┌────────
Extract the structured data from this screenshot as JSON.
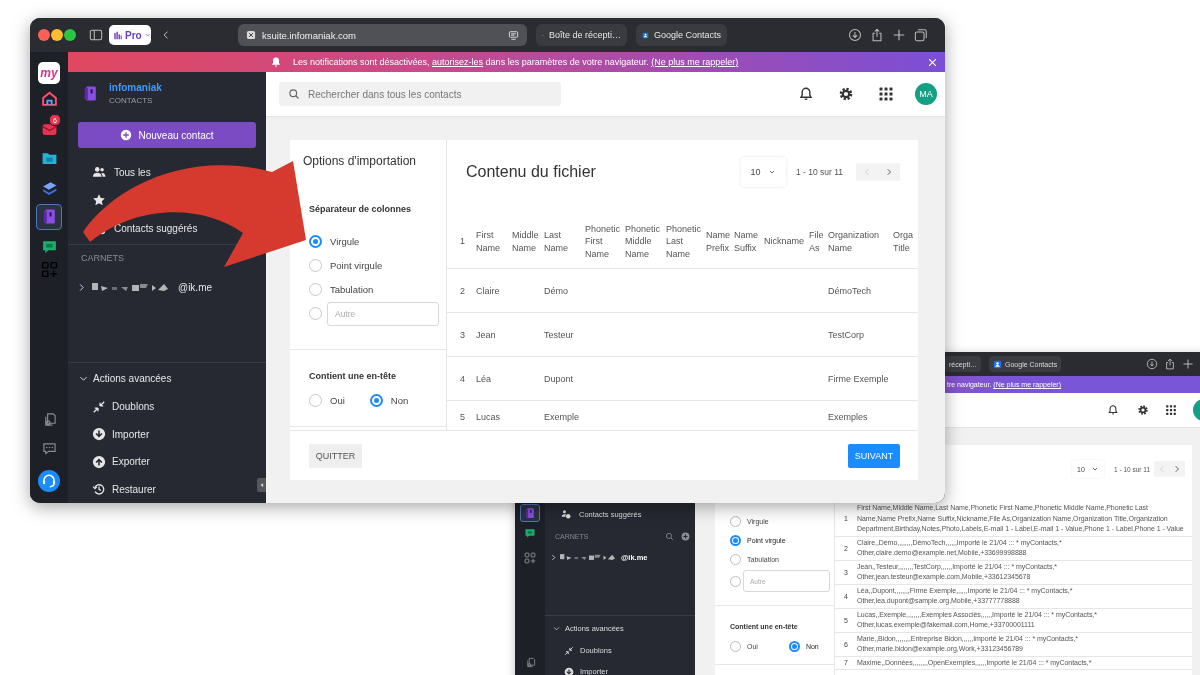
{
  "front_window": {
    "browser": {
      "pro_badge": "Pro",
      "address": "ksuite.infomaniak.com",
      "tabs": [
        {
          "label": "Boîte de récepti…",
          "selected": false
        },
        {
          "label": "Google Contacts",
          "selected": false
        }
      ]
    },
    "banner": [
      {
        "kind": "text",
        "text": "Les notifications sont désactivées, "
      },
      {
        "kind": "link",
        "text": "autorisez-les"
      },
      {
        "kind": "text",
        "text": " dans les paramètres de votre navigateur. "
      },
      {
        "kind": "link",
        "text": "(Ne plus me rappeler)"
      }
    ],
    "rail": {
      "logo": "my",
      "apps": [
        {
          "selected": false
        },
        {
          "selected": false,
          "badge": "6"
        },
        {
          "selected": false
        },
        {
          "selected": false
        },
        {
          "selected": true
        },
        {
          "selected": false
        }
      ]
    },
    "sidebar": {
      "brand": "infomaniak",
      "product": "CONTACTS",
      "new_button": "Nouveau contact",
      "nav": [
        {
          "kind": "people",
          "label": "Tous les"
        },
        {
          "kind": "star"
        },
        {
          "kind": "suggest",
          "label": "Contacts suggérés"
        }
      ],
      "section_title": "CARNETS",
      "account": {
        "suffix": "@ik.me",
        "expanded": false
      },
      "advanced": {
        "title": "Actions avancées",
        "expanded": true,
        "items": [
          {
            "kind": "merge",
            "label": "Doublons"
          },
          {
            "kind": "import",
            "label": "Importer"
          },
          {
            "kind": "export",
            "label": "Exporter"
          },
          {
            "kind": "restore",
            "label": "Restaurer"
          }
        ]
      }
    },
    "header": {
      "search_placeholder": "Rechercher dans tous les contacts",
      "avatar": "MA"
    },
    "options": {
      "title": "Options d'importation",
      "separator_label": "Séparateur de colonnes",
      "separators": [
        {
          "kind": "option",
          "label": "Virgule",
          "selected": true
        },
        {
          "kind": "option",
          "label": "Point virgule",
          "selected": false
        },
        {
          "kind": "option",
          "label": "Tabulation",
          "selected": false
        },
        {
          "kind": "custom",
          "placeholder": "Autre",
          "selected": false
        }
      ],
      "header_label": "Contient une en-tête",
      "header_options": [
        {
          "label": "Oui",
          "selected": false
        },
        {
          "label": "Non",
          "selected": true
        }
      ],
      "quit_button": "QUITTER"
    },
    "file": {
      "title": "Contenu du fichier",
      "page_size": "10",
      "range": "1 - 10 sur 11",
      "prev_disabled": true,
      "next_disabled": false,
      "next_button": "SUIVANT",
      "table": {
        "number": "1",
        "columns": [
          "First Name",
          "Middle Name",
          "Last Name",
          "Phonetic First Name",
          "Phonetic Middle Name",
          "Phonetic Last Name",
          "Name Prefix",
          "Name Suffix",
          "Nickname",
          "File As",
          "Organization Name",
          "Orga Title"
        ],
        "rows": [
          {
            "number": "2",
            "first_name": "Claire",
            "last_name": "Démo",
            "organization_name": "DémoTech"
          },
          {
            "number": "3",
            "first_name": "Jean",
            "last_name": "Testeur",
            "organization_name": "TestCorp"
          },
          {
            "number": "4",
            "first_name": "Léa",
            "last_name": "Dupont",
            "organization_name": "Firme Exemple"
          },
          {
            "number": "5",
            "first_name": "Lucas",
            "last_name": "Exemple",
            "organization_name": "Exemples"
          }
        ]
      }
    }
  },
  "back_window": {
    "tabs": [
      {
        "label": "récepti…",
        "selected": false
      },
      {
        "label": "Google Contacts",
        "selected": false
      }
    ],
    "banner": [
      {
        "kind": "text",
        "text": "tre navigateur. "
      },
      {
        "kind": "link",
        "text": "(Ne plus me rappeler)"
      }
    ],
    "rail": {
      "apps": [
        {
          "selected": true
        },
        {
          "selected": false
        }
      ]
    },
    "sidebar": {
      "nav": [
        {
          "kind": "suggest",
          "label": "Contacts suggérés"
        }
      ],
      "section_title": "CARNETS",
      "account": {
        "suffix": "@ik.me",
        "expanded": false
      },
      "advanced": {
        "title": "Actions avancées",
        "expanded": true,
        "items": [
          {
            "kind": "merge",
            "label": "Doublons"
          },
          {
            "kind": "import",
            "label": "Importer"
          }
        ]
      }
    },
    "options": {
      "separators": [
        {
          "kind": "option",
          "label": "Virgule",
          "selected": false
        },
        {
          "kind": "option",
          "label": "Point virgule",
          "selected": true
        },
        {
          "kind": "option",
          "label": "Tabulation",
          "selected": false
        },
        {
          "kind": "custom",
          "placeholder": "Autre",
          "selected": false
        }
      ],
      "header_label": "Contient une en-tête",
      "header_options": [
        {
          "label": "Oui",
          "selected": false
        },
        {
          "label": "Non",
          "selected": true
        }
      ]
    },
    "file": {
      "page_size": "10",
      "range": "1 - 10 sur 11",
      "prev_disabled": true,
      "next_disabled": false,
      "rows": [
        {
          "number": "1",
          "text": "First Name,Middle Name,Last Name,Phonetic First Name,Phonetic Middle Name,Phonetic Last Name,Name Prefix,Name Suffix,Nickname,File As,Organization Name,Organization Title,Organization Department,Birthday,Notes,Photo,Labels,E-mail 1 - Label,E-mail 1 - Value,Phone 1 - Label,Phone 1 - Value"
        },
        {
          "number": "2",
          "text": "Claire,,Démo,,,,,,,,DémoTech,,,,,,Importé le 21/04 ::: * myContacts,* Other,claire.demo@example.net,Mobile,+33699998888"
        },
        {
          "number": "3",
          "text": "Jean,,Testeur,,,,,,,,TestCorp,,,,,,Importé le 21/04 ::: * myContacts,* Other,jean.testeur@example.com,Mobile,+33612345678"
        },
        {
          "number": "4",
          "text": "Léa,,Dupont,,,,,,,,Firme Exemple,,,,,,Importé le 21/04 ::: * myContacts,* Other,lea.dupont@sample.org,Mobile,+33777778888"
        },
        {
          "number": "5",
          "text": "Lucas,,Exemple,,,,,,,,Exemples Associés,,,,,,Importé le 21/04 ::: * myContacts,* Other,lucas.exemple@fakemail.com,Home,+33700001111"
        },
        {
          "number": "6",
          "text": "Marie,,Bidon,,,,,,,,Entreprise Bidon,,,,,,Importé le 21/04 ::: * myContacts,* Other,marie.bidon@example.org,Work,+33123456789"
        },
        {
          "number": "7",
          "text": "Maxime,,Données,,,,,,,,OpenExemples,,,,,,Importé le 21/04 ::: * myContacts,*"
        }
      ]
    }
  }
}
└────────
__Aim of the exercise__
Transcribe all the data word for word; the images stay out.

__Correct result__
Extract the structured data from this screenshot as JSON.
{
  "front_window": {
    "browser": {
      "pro_badge": "Pro",
      "address": "ksuite.infomaniak.com",
      "tabs": [
        {
          "label": "Boîte de récepti…",
          "selected": false
        },
        {
          "label": "Google Contacts",
          "selected": false
        }
      ]
    },
    "banner": [
      {
        "kind": "text",
        "text": "Les notifications sont désactivées, "
      },
      {
        "kind": "link",
        "text": "autorisez-les"
      },
      {
        "kind": "text",
        "text": " dans les paramètres de votre navigateur. "
      },
      {
        "kind": "link",
        "text": "(Ne plus me rappeler)"
      }
    ],
    "rail": {
      "logo": "my",
      "apps": [
        {
          "selected": false
        },
        {
          "selected": false,
          "badge": "6"
        },
        {
          "selected": false
        },
        {
          "selected": false
        },
        {
          "selected": true
        },
        {
          "selected": false
        }
      ]
    },
    "sidebar": {
      "brand": "infomaniak",
      "product": "CONTACTS",
      "new_button": "Nouveau contact",
      "nav": [
        {
          "kind": "people",
          "label": "Tous les"
        },
        {
          "kind": "star"
        },
        {
          "kind": "suggest",
          "label": "Contacts suggérés"
        }
      ],
      "section_title": "CARNETS",
      "account": {
        "suffix": "@ik.me",
        "expanded": false
      },
      "advanced": {
        "title": "Actions avancées",
        "expanded": true,
        "items": [
          {
            "kind": "merge",
            "label": "Doublons"
          },
          {
            "kind": "import",
            "label": "Importer"
          },
          {
            "kind": "export",
            "label": "Exporter"
          },
          {
            "kind": "restore",
            "label": "Restaurer"
          }
        ]
      }
    },
    "header": {
      "search_placeholder": "Rechercher dans tous les contacts",
      "avatar": "MA"
    },
    "options": {
      "title": "Options d'importation",
      "separator_label": "Séparateur de colonnes",
      "separators": [
        {
          "kind": "option",
          "label": "Virgule",
          "selected": true
        },
        {
          "kind": "option",
          "label": "Point virgule",
          "selected": false
        },
        {
          "kind": "option",
          "label": "Tabulation",
          "selected": false
        },
        {
          "kind": "custom",
          "placeholder": "Autre",
          "selected": false
        }
      ],
      "header_label": "Contient une en-tête",
      "header_options": [
        {
          "label": "Oui",
          "selected": false
        },
        {
          "label": "Non",
          "selected": true
        }
      ],
      "quit_button": "QUITTER"
    },
    "file": {
      "title": "Contenu du fichier",
      "page_size": "10",
      "range": "1 - 10 sur 11",
      "prev_disabled": true,
      "next_disabled": false,
      "next_button": "SUIVANT",
      "table": {
        "number": "1",
        "columns": [
          "First Name",
          "Middle Name",
          "Last Name",
          "Phonetic First Name",
          "Phonetic Middle Name",
          "Phonetic Last Name",
          "Name Prefix",
          "Name Suffix",
          "Nickname",
          "File As",
          "Organization Name",
          "Orga Title"
        ],
        "rows": [
          {
            "number": "2",
            "first_name": "Claire",
            "last_name": "Démo",
            "organization_name": "DémoTech"
          },
          {
            "number": "3",
            "first_name": "Jean",
            "last_name": "Testeur",
            "organization_name": "TestCorp"
          },
          {
            "number": "4",
            "first_name": "Léa",
            "last_name": "Dupont",
            "organization_name": "Firme Exemple"
          },
          {
            "number": "5",
            "first_name": "Lucas",
            "last_name": "Exemple",
            "organization_name": "Exemples"
          }
        ]
      }
    }
  },
  "back_window": {
    "tabs": [
      {
        "label": "récepti…",
        "selected": false
      },
      {
        "label": "Google Contacts",
        "selected": false
      }
    ],
    "banner": [
      {
        "kind": "text",
        "text": "tre navigateur. "
      },
      {
        "kind": "link",
        "text": "(Ne plus me rappeler)"
      }
    ],
    "rail": {
      "apps": [
        {
          "selected": true
        },
        {
          "selected": false
        }
      ]
    },
    "sidebar": {
      "nav": [
        {
          "kind": "suggest",
          "label": "Contacts suggérés"
        }
      ],
      "section_title": "CARNETS",
      "account": {
        "suffix": "@ik.me",
        "expanded": false
      },
      "advanced": {
        "title": "Actions avancées",
        "expanded": true,
        "items": [
          {
            "kind": "merge",
            "label": "Doublons"
          },
          {
            "kind": "import",
            "label": "Importer"
          }
        ]
      }
    },
    "options": {
      "separators": [
        {
          "kind": "option",
          "label": "Virgule",
          "selected": false
        },
        {
          "kind": "option",
          "label": "Point virgule",
          "selected": true
        },
        {
          "kind": "option",
          "label": "Tabulation",
          "selected": false
        },
        {
          "kind": "custom",
          "placeholder": "Autre",
          "selected": false
        }
      ],
      "header_label": "Contient une en-tête",
      "header_options": [
        {
          "label": "Oui",
          "selected": false
        },
        {
          "label": "Non",
          "selected": true
        }
      ]
    },
    "file": {
      "page_size": "10",
      "range": "1 - 10 sur 11",
      "prev_disabled": true,
      "next_disabled": false,
      "rows": [
        {
          "number": "1",
          "text": "First Name,Middle Name,Last Name,Phonetic First Name,Phonetic Middle Name,Phonetic Last Name,Name Prefix,Name Suffix,Nickname,File As,Organization Name,Organization Title,Organization Department,Birthday,Notes,Photo,Labels,E-mail 1 - Label,E-mail 1 - Value,Phone 1 - Label,Phone 1 - Value"
        },
        {
          "number": "2",
          "text": "Claire,,Démo,,,,,,,,DémoTech,,,,,,Importé le 21/04 ::: * myContacts,* Other,claire.demo@example.net,Mobile,+33699998888"
        },
        {
          "number": "3",
          "text": "Jean,,Testeur,,,,,,,,TestCorp,,,,,,Importé le 21/04 ::: * myContacts,* Other,jean.testeur@example.com,Mobile,+33612345678"
        },
        {
          "number": "4",
          "text": "Léa,,Dupont,,,,,,,,Firme Exemple,,,,,,Importé le 21/04 ::: * myContacts,* Other,lea.dupont@sample.org,Mobile,+33777778888"
        },
        {
          "number": "5",
          "text": "Lucas,,Exemple,,,,,,,,Exemples Associés,,,,,,Importé le 21/04 ::: * myContacts,* Other,lucas.exemple@fakemail.com,Home,+33700001111"
        },
        {
          "number": "6",
          "text": "Marie,,Bidon,,,,,,,,Entreprise Bidon,,,,,,Importé le 21/04 ::: * myContacts,* Other,marie.bidon@example.org,Work,+33123456789"
        },
        {
          "number": "7",
          "text": "Maxime,,Données,,,,,,,,OpenExemples,,,,,,Importé le 21/04 ::: * myContacts,*"
        }
      ]
    }
  }
}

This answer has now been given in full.